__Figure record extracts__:
*-*-*
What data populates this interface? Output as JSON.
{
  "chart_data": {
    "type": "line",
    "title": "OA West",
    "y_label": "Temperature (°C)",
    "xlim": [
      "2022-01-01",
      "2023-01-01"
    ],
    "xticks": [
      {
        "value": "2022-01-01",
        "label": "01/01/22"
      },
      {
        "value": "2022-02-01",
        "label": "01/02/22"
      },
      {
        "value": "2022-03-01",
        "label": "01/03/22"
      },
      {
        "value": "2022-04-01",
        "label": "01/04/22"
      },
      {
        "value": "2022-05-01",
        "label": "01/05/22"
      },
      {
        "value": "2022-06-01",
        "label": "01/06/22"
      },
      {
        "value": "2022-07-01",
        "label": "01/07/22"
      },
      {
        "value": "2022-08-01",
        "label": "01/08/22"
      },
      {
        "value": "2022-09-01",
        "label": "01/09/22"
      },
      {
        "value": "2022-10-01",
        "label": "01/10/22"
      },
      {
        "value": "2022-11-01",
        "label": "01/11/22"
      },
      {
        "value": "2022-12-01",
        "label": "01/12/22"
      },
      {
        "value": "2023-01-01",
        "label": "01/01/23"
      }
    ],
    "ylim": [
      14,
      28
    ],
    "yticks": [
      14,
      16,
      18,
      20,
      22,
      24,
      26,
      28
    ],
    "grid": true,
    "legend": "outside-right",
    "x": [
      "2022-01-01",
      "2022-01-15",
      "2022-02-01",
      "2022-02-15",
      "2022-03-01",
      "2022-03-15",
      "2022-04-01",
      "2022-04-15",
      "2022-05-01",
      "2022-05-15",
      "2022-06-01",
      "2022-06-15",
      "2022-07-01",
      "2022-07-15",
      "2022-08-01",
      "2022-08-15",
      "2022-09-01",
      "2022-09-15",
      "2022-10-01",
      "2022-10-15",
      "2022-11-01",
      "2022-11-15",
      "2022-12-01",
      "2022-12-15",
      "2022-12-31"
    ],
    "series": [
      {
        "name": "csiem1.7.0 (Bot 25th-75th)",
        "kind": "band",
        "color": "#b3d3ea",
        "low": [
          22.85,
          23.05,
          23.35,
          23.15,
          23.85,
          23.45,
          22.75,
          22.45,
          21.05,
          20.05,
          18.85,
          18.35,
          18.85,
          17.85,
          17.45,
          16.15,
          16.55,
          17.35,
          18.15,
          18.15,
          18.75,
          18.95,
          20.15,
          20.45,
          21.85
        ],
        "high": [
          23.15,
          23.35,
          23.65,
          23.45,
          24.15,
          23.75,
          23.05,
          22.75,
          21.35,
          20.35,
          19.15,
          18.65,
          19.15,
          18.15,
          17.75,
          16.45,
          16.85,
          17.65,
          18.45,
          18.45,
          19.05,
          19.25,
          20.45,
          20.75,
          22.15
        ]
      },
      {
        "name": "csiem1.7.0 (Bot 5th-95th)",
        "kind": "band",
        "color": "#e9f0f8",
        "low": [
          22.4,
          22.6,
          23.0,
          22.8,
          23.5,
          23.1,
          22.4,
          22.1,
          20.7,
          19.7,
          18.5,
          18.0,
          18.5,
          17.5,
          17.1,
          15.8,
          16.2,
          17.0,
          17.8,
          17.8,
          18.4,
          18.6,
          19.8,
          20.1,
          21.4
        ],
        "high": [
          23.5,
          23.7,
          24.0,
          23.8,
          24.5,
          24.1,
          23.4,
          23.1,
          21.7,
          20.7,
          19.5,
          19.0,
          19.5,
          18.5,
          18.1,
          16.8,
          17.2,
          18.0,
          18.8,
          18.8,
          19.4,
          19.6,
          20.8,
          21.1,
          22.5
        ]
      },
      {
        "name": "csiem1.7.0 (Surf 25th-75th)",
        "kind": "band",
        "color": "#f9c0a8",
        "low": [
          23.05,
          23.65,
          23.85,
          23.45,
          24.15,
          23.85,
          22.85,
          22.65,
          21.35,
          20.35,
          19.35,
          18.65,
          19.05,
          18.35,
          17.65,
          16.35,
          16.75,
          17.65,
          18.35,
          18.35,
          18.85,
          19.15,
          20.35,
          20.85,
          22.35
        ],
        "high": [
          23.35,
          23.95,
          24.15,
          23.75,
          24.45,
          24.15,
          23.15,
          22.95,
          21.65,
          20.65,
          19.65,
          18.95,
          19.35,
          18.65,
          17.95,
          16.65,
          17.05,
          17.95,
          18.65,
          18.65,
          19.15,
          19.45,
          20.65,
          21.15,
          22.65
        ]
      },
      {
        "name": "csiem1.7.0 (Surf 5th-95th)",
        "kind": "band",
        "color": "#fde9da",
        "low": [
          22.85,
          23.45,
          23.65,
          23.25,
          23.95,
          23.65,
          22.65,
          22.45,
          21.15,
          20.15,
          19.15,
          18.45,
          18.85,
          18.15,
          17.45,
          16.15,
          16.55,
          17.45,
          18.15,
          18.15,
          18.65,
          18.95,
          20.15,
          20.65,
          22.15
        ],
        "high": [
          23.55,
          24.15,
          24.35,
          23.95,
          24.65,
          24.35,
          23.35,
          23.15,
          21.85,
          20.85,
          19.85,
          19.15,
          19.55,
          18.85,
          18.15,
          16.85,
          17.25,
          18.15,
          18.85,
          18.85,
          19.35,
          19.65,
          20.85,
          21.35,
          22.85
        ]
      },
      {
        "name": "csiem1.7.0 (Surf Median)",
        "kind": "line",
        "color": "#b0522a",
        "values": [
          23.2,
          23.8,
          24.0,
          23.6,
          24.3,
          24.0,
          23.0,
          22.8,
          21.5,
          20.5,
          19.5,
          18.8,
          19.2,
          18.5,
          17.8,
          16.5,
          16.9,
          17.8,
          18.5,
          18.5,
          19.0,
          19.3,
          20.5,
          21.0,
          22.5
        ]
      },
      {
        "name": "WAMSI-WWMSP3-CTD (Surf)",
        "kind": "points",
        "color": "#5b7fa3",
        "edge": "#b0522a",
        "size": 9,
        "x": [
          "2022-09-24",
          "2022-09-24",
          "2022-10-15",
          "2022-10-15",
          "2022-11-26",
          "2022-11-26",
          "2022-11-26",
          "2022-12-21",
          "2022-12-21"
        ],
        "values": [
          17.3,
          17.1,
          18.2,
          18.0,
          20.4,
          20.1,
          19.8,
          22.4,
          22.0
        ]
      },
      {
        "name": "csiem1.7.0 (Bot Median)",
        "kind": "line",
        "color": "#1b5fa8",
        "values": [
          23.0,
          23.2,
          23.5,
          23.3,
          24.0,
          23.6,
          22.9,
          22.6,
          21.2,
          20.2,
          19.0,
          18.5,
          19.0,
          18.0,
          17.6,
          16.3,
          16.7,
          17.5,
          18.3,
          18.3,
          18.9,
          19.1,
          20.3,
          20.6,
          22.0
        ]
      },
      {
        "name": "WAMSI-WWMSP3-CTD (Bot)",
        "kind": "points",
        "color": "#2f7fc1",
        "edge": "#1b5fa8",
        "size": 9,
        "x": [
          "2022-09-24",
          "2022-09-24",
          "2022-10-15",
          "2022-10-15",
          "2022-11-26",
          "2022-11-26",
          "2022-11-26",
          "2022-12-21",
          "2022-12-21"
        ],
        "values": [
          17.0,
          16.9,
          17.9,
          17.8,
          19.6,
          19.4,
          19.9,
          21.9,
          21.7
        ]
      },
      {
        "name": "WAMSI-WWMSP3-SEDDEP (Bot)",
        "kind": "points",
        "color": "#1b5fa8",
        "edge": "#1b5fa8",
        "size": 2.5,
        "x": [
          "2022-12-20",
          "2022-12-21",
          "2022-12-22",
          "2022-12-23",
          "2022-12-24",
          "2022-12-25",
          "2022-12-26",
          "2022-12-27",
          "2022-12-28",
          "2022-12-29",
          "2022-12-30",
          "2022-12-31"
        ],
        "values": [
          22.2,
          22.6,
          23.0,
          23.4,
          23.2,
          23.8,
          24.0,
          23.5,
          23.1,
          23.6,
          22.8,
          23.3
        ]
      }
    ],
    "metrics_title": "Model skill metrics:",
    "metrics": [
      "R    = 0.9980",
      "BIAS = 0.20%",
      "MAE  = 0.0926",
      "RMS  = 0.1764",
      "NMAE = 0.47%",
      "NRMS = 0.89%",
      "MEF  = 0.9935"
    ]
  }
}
*-*-*
__TASK TO COMPLETE__: Extract all lines that hold the word "metrics".

__RESULT OF THE TASK__:
    "metrics_title": "Model skill metrics:",
    "metrics": [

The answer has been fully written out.